**Directions for this task**
Only lines holding the word "Noise" should be copied from the material.
#####
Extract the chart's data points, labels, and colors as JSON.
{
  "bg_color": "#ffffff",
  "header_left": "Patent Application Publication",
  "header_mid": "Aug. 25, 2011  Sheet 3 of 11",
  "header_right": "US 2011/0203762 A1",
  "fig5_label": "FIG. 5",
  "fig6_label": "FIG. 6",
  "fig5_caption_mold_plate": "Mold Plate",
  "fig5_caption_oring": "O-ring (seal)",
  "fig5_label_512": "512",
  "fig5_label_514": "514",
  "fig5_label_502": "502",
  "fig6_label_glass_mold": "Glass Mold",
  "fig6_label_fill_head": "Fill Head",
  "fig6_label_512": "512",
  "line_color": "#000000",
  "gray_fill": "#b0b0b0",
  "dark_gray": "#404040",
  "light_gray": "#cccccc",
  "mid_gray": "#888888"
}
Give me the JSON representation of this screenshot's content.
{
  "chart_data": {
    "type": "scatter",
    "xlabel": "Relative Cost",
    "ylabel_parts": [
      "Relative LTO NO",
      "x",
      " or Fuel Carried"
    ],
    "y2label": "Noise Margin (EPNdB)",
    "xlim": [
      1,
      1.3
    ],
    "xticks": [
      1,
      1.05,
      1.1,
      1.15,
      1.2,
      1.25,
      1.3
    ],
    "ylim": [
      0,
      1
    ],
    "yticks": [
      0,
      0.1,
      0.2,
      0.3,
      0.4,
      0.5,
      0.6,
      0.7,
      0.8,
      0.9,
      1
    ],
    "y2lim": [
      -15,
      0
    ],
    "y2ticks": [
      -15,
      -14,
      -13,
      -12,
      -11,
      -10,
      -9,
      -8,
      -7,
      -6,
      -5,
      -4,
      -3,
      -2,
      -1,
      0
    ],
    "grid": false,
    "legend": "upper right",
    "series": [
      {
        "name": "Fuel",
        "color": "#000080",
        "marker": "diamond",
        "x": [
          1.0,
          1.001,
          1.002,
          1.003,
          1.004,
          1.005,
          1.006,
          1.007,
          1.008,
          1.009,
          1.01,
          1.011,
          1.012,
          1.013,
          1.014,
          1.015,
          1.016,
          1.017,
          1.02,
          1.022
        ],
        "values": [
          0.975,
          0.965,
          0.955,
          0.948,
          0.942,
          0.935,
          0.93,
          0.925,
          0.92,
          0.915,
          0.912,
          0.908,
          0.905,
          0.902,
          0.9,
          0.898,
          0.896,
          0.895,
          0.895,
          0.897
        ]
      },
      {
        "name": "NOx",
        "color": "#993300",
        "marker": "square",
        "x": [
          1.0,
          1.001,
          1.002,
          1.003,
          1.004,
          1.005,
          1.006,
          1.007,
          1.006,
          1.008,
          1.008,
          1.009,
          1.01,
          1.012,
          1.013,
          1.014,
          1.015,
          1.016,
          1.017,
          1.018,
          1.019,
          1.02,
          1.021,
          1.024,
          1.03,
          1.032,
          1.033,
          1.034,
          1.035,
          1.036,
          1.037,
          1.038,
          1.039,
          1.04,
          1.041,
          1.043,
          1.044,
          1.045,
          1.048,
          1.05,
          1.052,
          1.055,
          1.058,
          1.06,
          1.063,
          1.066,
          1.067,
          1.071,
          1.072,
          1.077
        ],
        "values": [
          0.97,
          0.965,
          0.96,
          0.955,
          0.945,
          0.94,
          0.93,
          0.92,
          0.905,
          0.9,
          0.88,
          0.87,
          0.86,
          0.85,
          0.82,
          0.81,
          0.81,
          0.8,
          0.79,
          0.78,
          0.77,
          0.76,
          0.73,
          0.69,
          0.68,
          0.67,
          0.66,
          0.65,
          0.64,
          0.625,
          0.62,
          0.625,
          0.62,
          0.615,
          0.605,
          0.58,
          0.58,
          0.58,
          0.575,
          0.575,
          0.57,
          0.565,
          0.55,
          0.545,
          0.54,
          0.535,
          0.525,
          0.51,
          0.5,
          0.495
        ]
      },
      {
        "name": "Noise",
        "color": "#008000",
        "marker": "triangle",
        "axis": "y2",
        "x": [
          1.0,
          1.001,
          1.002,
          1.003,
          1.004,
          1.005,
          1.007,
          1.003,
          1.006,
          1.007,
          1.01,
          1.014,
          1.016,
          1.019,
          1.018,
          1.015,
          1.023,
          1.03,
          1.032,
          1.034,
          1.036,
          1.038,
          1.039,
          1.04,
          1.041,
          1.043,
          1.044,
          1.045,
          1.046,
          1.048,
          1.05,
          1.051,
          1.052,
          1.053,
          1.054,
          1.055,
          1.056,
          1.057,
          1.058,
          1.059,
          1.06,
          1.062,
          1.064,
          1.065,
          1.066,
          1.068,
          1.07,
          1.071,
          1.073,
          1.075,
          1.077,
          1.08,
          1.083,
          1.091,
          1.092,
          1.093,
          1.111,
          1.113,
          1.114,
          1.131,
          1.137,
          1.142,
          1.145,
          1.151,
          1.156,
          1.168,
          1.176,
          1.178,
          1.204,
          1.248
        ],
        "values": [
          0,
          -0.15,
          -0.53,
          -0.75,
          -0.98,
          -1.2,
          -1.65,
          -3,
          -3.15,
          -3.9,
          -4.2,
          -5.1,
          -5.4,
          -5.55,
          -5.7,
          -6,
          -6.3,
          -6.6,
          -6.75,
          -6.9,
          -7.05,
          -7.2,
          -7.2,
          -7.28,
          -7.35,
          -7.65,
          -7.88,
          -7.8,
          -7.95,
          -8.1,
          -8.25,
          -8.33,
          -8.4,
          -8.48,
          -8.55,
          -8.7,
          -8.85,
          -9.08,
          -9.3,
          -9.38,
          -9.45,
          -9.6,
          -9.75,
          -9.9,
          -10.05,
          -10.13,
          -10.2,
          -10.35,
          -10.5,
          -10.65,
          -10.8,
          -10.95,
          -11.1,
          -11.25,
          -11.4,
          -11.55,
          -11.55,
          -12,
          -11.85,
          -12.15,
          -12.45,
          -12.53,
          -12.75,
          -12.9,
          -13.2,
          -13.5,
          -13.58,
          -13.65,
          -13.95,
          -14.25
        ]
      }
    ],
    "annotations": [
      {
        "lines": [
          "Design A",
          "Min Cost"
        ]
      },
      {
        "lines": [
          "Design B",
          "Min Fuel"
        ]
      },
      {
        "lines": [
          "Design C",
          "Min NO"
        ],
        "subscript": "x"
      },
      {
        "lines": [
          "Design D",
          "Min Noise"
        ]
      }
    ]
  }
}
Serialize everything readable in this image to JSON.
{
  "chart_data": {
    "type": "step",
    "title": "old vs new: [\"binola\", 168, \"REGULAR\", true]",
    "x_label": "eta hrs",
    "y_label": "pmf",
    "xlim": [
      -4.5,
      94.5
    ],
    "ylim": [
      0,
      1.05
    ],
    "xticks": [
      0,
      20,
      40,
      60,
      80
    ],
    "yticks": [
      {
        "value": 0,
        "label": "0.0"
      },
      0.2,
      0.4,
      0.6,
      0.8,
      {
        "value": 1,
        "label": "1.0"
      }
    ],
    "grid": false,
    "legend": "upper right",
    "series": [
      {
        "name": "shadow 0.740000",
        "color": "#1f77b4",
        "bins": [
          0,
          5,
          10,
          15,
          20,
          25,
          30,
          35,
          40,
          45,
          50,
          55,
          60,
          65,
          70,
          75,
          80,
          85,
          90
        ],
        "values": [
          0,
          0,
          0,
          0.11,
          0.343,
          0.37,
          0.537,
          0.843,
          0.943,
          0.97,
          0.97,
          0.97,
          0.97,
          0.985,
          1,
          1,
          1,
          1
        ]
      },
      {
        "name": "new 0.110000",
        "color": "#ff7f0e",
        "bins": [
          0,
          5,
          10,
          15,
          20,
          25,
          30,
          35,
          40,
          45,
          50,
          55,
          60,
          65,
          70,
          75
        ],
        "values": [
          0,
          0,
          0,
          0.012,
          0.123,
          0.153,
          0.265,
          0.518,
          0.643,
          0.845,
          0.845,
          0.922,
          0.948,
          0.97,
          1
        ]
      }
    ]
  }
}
#####
**Task output**
    "y2label": "Noise Margin (EPNdB)",
        "name": "Noise",
          "Min Noise"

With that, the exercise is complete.